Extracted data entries
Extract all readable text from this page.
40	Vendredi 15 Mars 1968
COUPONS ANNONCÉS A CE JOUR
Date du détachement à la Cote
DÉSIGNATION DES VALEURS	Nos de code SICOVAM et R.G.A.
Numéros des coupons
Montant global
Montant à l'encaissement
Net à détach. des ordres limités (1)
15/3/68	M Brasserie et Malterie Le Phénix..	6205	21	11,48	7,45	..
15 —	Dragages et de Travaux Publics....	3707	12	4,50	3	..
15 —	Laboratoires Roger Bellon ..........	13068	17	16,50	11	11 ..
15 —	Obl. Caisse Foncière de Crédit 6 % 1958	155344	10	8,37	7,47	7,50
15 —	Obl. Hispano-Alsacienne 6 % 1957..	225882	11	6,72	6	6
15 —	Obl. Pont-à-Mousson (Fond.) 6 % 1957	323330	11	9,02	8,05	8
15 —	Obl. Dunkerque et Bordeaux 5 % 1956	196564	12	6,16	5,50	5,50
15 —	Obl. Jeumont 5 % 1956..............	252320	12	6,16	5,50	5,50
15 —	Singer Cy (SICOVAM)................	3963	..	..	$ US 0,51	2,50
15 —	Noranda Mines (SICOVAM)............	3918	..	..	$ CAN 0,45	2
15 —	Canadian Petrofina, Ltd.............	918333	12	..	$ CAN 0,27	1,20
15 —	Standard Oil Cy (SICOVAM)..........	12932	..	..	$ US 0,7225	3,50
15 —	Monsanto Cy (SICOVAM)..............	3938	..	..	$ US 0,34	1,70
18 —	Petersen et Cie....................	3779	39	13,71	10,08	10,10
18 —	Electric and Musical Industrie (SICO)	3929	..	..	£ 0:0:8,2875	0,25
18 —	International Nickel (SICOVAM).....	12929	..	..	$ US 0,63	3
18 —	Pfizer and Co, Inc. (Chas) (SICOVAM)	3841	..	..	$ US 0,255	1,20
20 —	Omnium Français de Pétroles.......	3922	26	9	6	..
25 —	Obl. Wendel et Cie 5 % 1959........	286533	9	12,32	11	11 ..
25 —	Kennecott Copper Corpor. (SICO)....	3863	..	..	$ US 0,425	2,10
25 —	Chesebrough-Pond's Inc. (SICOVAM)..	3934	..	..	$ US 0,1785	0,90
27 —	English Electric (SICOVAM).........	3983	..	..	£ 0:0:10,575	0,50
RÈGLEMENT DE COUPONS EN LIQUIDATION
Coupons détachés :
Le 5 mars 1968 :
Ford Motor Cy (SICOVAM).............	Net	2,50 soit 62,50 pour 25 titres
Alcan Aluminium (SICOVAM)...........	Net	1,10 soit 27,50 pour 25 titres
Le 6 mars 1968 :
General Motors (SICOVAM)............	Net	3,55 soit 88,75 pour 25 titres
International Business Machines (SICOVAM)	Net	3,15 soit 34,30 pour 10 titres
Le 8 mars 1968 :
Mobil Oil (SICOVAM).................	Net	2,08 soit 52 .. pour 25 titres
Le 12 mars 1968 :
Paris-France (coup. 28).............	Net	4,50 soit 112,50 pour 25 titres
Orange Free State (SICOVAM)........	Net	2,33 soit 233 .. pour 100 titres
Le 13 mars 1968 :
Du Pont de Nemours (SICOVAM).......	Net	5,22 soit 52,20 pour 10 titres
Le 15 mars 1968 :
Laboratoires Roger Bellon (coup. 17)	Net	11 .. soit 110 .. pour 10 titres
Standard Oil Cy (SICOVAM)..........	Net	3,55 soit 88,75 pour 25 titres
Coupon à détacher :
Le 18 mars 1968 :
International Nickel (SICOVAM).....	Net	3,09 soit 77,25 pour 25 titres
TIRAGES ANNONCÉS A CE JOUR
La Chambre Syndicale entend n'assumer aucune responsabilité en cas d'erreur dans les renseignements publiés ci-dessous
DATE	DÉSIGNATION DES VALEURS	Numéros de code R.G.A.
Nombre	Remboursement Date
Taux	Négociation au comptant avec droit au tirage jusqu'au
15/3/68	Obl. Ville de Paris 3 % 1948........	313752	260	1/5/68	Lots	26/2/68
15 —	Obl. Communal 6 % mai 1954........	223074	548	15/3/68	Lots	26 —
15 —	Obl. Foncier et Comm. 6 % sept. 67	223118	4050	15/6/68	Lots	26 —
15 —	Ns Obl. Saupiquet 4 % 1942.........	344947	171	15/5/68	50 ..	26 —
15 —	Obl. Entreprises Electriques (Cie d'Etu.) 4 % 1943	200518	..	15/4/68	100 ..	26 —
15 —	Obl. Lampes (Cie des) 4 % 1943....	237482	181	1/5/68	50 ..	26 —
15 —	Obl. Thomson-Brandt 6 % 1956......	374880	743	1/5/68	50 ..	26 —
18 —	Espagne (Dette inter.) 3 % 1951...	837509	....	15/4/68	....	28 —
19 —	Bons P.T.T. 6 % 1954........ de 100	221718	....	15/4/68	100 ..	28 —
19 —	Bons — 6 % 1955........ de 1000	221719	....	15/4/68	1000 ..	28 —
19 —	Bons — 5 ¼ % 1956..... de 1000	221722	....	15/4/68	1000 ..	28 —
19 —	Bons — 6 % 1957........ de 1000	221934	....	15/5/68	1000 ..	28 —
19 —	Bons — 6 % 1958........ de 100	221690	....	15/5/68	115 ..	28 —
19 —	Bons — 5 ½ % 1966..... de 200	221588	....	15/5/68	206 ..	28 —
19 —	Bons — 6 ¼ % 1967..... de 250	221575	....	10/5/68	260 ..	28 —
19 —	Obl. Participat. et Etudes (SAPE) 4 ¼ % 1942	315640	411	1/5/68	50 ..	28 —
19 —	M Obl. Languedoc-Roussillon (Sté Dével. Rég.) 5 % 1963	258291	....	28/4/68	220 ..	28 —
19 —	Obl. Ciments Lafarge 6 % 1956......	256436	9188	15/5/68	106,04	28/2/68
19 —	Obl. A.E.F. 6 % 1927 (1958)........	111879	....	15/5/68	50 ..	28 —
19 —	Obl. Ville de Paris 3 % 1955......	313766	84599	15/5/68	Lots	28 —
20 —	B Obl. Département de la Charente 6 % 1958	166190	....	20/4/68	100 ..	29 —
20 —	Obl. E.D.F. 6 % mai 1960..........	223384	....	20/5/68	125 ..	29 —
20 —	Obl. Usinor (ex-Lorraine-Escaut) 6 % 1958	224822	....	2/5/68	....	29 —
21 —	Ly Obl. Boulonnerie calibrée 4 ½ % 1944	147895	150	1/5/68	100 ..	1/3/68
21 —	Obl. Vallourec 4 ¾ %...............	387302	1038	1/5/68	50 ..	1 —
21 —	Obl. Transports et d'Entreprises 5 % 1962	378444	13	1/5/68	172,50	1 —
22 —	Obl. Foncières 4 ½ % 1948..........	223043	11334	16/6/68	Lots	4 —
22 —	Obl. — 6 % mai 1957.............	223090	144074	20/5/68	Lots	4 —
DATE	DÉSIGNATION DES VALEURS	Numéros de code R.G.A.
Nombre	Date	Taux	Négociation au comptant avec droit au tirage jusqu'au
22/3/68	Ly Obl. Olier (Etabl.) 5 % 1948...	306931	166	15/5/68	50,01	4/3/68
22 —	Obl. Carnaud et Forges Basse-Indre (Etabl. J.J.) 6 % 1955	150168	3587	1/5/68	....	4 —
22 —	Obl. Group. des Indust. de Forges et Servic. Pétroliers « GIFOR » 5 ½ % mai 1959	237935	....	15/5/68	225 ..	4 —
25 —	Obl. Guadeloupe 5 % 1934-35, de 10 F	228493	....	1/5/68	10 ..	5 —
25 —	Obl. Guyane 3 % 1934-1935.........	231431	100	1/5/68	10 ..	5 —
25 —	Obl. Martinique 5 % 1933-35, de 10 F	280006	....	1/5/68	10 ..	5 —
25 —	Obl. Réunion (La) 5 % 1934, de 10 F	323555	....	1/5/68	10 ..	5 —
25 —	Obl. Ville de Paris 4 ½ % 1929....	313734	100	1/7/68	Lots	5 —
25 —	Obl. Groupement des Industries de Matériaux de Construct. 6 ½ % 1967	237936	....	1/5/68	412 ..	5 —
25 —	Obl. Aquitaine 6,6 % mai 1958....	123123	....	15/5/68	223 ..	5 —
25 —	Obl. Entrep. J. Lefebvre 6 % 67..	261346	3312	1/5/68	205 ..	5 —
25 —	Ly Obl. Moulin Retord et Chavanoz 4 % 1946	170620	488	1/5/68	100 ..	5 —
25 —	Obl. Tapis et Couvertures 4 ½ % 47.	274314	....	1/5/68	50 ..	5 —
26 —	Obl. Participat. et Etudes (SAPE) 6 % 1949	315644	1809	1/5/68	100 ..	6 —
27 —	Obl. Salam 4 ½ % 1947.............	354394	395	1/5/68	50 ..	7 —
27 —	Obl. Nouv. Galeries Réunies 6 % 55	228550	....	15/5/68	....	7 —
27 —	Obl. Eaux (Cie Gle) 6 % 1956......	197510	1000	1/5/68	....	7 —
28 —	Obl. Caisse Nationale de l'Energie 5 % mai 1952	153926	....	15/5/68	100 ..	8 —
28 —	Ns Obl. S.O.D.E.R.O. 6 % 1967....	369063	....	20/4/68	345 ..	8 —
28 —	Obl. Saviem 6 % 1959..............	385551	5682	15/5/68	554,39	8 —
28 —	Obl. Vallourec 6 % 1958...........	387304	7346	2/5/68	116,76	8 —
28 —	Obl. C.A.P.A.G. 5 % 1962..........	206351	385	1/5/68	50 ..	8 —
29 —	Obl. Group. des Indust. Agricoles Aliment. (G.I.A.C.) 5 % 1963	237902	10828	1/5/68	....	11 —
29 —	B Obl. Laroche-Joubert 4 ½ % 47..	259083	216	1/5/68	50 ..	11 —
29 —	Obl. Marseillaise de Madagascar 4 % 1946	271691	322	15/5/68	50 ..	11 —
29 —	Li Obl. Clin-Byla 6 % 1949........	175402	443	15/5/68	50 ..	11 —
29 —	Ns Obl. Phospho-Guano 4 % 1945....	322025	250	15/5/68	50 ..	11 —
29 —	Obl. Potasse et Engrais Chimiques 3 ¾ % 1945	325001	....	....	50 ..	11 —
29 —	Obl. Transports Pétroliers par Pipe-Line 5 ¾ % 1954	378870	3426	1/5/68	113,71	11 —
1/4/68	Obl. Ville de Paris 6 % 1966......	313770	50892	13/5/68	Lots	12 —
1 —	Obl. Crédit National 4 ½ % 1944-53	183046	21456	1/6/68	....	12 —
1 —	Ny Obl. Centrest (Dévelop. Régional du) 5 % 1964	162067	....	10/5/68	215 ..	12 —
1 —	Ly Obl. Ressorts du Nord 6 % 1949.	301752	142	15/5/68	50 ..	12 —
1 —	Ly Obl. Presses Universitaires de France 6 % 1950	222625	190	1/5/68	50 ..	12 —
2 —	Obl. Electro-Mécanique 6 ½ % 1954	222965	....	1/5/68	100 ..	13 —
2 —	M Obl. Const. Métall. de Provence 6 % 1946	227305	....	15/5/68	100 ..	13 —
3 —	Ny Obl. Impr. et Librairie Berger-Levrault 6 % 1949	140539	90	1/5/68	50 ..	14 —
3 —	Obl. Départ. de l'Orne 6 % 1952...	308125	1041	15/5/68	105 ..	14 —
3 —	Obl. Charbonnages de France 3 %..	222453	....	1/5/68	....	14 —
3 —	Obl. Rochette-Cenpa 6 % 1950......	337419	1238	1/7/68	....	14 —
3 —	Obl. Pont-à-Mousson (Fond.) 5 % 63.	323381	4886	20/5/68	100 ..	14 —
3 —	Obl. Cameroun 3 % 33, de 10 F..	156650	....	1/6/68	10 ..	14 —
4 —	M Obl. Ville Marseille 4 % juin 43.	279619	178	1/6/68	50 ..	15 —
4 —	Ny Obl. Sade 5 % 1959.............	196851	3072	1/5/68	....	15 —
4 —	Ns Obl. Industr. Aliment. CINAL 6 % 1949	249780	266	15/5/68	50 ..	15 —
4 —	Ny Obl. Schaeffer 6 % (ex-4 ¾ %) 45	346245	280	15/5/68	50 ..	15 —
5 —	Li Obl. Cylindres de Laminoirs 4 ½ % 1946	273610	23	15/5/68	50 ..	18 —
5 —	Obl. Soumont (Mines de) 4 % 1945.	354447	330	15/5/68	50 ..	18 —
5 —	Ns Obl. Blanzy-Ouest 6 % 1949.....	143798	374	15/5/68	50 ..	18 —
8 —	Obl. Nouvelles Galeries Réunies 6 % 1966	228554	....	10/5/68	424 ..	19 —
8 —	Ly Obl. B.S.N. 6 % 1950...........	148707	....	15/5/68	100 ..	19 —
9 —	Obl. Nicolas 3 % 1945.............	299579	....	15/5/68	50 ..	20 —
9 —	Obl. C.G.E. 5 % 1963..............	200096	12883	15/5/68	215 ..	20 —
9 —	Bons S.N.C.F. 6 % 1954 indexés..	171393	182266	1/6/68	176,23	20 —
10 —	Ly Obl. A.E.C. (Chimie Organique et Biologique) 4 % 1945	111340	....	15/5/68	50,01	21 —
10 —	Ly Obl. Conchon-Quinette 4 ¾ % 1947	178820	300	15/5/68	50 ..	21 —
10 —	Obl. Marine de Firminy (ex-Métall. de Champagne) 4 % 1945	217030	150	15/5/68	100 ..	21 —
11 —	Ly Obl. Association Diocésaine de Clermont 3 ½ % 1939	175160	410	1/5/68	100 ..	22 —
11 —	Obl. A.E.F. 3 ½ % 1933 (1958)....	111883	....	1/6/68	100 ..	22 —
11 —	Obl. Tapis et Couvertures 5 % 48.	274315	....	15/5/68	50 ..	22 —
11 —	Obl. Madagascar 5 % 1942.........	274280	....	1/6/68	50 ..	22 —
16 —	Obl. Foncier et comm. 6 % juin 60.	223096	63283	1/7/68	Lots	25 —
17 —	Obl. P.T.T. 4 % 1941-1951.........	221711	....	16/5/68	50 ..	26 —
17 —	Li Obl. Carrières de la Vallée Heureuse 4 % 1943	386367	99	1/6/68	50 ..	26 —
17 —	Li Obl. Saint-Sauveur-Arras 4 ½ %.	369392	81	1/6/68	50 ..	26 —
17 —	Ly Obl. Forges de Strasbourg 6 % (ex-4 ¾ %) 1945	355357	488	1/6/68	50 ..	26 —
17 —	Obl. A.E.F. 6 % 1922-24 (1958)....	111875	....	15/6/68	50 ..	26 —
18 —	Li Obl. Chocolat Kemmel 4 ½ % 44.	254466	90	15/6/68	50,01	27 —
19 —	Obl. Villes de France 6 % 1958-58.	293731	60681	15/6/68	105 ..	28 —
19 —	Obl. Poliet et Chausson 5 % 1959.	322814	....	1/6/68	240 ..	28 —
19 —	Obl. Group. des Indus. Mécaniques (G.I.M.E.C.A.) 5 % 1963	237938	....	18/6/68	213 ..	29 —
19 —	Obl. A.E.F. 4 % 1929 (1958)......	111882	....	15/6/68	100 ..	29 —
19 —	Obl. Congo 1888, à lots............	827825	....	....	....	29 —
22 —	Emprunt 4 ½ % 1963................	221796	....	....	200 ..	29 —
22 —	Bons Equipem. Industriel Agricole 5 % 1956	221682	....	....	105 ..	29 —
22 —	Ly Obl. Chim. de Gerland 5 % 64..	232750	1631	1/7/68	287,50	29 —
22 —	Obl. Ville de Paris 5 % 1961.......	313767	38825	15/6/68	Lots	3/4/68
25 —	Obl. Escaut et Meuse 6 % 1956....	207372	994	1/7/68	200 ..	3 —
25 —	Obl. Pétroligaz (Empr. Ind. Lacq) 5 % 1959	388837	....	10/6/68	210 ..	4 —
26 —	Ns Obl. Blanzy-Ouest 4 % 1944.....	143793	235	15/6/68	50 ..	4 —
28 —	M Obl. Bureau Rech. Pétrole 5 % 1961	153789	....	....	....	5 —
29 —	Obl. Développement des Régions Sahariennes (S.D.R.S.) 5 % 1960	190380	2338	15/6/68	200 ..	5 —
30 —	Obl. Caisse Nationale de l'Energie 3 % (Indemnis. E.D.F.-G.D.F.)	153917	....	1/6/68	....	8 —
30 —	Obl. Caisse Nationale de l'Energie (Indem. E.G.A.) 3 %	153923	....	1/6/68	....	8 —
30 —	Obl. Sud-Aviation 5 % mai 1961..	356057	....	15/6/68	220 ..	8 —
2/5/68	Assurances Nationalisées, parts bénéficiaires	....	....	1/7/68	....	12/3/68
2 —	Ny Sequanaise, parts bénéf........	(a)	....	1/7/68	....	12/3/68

PROBLEM —
Return every line holding the word "France" from the records.

TASK RESULT —
Paris-France (coup. 28).............	Net	4,50 soit 112,50 pour 25 titres
1 —	Ly Obl. Presses Universitaires de France 6 % 1950	222625	190	1/5/68	50 ..	12 —
3 —	Obl. Charbonnages de France 3 %..	222453	....	1/5/68	....	14 —
19 —	Obl. Villes de France 6 % 1958-58.	293731	60681	15/6/68	105 ..	28 —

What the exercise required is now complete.